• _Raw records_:
★ ★ ★
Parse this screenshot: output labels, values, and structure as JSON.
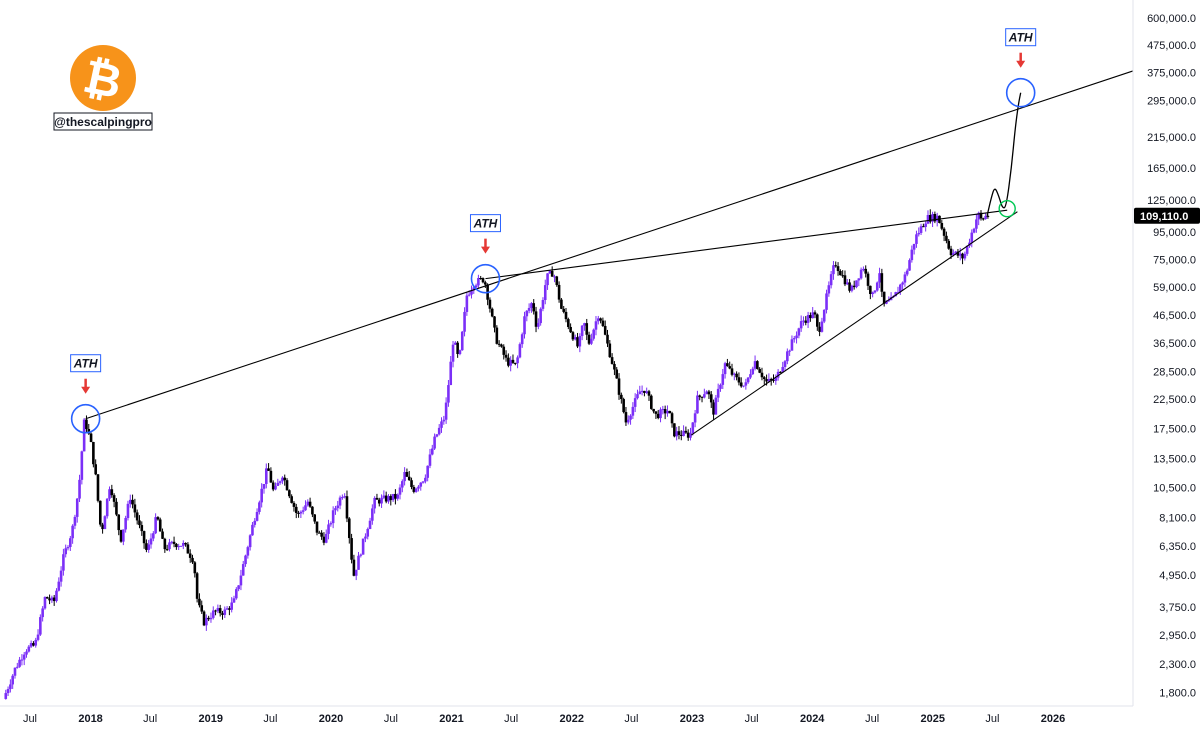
{
  "brand": {
    "logo_icon": "bitcoin-icon",
    "logo_glyph": "₿",
    "logo_color": "#f7931a",
    "handle": "@thescalpingpro"
  },
  "colors": {
    "bull": "#7b2ff7",
    "bear": "#000000",
    "trendline": "#000000",
    "marker_circle": "#2962ff",
    "target_circle": "#00c853",
    "arrow": "#e53935",
    "price_tag_bg": "#000000"
  },
  "current_price_label": "109,110.0",
  "chart_data": {
    "type": "candlestick",
    "title": "",
    "xlabel": "",
    "ylabel": "",
    "y_scale": "log",
    "ylim": [
      1600,
      700000
    ],
    "xlim": [
      "2017-04-01",
      "2026-09-01"
    ],
    "grid": false,
    "y_ticks": [
      600000,
      475000,
      375000,
      295000,
      215000,
      165000,
      125000,
      95000,
      75000,
      59000,
      46500,
      36500,
      28500,
      22500,
      17500,
      13500,
      10500,
      8100,
      6350,
      4950,
      3750,
      2950,
      2300,
      1800
    ],
    "y_tick_labels": [
      "600,000.0",
      "475,000.0",
      "375,000.0",
      "295,000.0",
      "215,000.0",
      "165,000.0",
      "125,000.0",
      "95,000.0",
      "75,000.0",
      "59,000.0",
      "46,500.0",
      "36,500.0",
      "28,500.0",
      "22,500.0",
      "17,500.0",
      "13,500.0",
      "10,500.0",
      "8,100.0",
      "6,350.0",
      "4,950.0",
      "3,750.0",
      "2,950.0",
      "2,300.0",
      "1,800.0"
    ],
    "x_ticks": [
      {
        "date": "2017-07-01",
        "label": "Jul",
        "bold": false
      },
      {
        "date": "2018-01-01",
        "label": "2018",
        "bold": true
      },
      {
        "date": "2018-07-01",
        "label": "Jul",
        "bold": false
      },
      {
        "date": "2019-01-01",
        "label": "2019",
        "bold": true
      },
      {
        "date": "2019-07-01",
        "label": "Jul",
        "bold": false
      },
      {
        "date": "2020-01-01",
        "label": "2020",
        "bold": true
      },
      {
        "date": "2020-07-01",
        "label": "Jul",
        "bold": false
      },
      {
        "date": "2021-01-01",
        "label": "2021",
        "bold": true
      },
      {
        "date": "2021-07-01",
        "label": "Jul",
        "bold": false
      },
      {
        "date": "2022-01-01",
        "label": "2022",
        "bold": true
      },
      {
        "date": "2022-07-01",
        "label": "Jul",
        "bold": false
      },
      {
        "date": "2023-01-01",
        "label": "2023",
        "bold": true
      },
      {
        "date": "2023-07-01",
        "label": "Jul",
        "bold": false
      },
      {
        "date": "2024-01-01",
        "label": "2024",
        "bold": true
      },
      {
        "date": "2024-07-01",
        "label": "Jul",
        "bold": false
      },
      {
        "date": "2025-01-01",
        "label": "2025",
        "bold": true
      },
      {
        "date": "2025-07-01",
        "label": "Jul",
        "bold": false
      },
      {
        "date": "2026-01-01",
        "label": "2026",
        "bold": true
      }
    ],
    "price_path": [
      [
        "2017-04-15",
        1700
      ],
      [
        "2017-05-20",
        2200
      ],
      [
        "2017-06-20",
        2600
      ],
      [
        "2017-07-20",
        2700
      ],
      [
        "2017-08-20",
        4100
      ],
      [
        "2017-09-15",
        3900
      ],
      [
        "2017-10-15",
        5800
      ],
      [
        "2017-11-10",
        7300
      ],
      [
        "2017-11-30",
        10500
      ],
      [
        "2017-12-17",
        19000
      ],
      [
        "2018-01-05",
        15500
      ],
      [
        "2018-01-20",
        11500
      ],
      [
        "2018-02-06",
        7000
      ],
      [
        "2018-03-05",
        11000
      ],
      [
        "2018-04-06",
        6700
      ],
      [
        "2018-05-05",
        9700
      ],
      [
        "2018-06-25",
        6000
      ],
      [
        "2018-07-25",
        8200
      ],
      [
        "2018-08-15",
        6200
      ],
      [
        "2018-09-15",
        6500
      ],
      [
        "2018-10-15",
        6400
      ],
      [
        "2018-11-14",
        5600
      ],
      [
        "2018-11-25",
        3900
      ],
      [
        "2018-12-15",
        3300
      ],
      [
        "2019-01-15",
        3600
      ],
      [
        "2019-02-15",
        3600
      ],
      [
        "2019-03-15",
        3900
      ],
      [
        "2019-04-10",
        5200
      ],
      [
        "2019-05-15",
        7900
      ],
      [
        "2019-06-26",
        12500
      ],
      [
        "2019-07-15",
        10000
      ],
      [
        "2019-08-10",
        11800
      ],
      [
        "2019-09-25",
        8200
      ],
      [
        "2019-10-26",
        9300
      ],
      [
        "2019-11-25",
        7100
      ],
      [
        "2019-12-17",
        6700
      ],
      [
        "2020-01-15",
        8700
      ],
      [
        "2020-02-14",
        10300
      ],
      [
        "2020-03-13",
        4900
      ],
      [
        "2020-04-15",
        6800
      ],
      [
        "2020-05-15",
        9300
      ],
      [
        "2020-06-15",
        9500
      ],
      [
        "2020-07-25",
        9700
      ],
      [
        "2020-08-15",
        11800
      ],
      [
        "2020-09-10",
        10300
      ],
      [
        "2020-10-15",
        11500
      ],
      [
        "2020-11-15",
        16000
      ],
      [
        "2020-12-15",
        19400
      ],
      [
        "2020-12-31",
        29000
      ],
      [
        "2021-01-10",
        38000
      ],
      [
        "2021-01-27",
        31000
      ],
      [
        "2021-02-20",
        55000
      ],
      [
        "2021-03-13",
        61000
      ],
      [
        "2021-04-14",
        63500
      ],
      [
        "2021-05-19",
        38000
      ],
      [
        "2021-06-22",
        31000
      ],
      [
        "2021-07-20",
        30000
      ],
      [
        "2021-08-15",
        46000
      ],
      [
        "2021-09-07",
        52000
      ],
      [
        "2021-09-21",
        41000
      ],
      [
        "2021-10-20",
        64000
      ],
      [
        "2021-11-10",
        67500
      ],
      [
        "2021-12-04",
        49000
      ],
      [
        "2022-01-24",
        35000
      ],
      [
        "2022-02-10",
        44000
      ],
      [
        "2022-02-24",
        36000
      ],
      [
        "2022-03-28",
        47500
      ],
      [
        "2022-05-10",
        30000
      ],
      [
        "2022-06-18",
        18500
      ],
      [
        "2022-07-30",
        24000
      ],
      [
        "2022-08-15",
        24500
      ],
      [
        "2022-09-15",
        19500
      ],
      [
        "2022-10-25",
        20500
      ],
      [
        "2022-11-09",
        16800
      ],
      [
        "2022-12-30",
        16500
      ],
      [
        "2023-01-20",
        22500
      ],
      [
        "2023-02-20",
        24500
      ],
      [
        "2023-03-10",
        20000
      ],
      [
        "2023-04-14",
        30500
      ],
      [
        "2023-05-15",
        27000
      ],
      [
        "2023-06-15",
        25000
      ],
      [
        "2023-07-13",
        31500
      ],
      [
        "2023-08-17",
        26000
      ],
      [
        "2023-09-15",
        26500
      ],
      [
        "2023-10-23",
        34000
      ],
      [
        "2023-12-05",
        44000
      ],
      [
        "2024-01-11",
        47000
      ],
      [
        "2024-01-23",
        39500
      ],
      [
        "2024-02-28",
        62000
      ],
      [
        "2024-03-14",
        73000
      ],
      [
        "2024-05-01",
        57000
      ],
      [
        "2024-06-07",
        71000
      ],
      [
        "2024-07-05",
        54000
      ],
      [
        "2024-07-29",
        69000
      ],
      [
        "2024-08-05",
        50000
      ],
      [
        "2024-09-06",
        53000
      ],
      [
        "2024-10-15",
        66000
      ],
      [
        "2024-11-12",
        90000
      ],
      [
        "2024-12-17",
        107000
      ],
      [
        "2025-01-20",
        108000
      ],
      [
        "2025-02-28",
        80000
      ],
      [
        "2025-04-08",
        76000
      ],
      [
        "2025-05-22",
        111000
      ],
      [
        "2025-06-01",
        105000
      ],
      [
        "2025-06-15",
        109110
      ]
    ],
    "projection_path": [
      [
        "2025-06-15",
        109110
      ],
      [
        "2025-06-28",
        128000
      ],
      [
        "2025-07-08",
        140000
      ],
      [
        "2025-07-20",
        130000
      ],
      [
        "2025-08-01",
        116000
      ],
      [
        "2025-08-12",
        118000
      ],
      [
        "2025-08-28",
        165000
      ],
      [
        "2025-09-08",
        230000
      ],
      [
        "2025-09-18",
        285000
      ],
      [
        "2025-09-25",
        315000
      ]
    ],
    "trendlines": [
      {
        "name": "upper-resistance",
        "from": [
          "2017-12-17",
          19000
        ],
        "to": [
          "2026-09-01",
          380000
        ]
      },
      {
        "name": "ath-connector",
        "from": [
          "2021-04-14",
          63500
        ],
        "to": [
          "2025-08-15",
          114500
        ]
      },
      {
        "name": "rising-support",
        "from": [
          "2022-12-30",
          16500
        ],
        "to": [
          "2025-09-15",
          113000
        ]
      }
    ],
    "annotations": [
      {
        "label": "ATH",
        "date": "2017-12-17",
        "price": 19000,
        "marker": "circle"
      },
      {
        "label": "ATH",
        "date": "2021-04-14",
        "price": 63500,
        "marker": "circle"
      },
      {
        "label": "ATH",
        "date": "2025-09-25",
        "price": 315000,
        "marker": "circle"
      }
    ],
    "target_marker": {
      "date": "2025-08-15",
      "price": 116000
    }
  }
}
★ ★ ★
• _INSTRUCTIONS FOR THE TASK_:
Isolate each line of the listing above that includes "name". Copy it.

• _SOLUTION TO THIS TASK_:
        "name": "upper-resistance",
        "name": "ath-connector",
        "name": "rising-support",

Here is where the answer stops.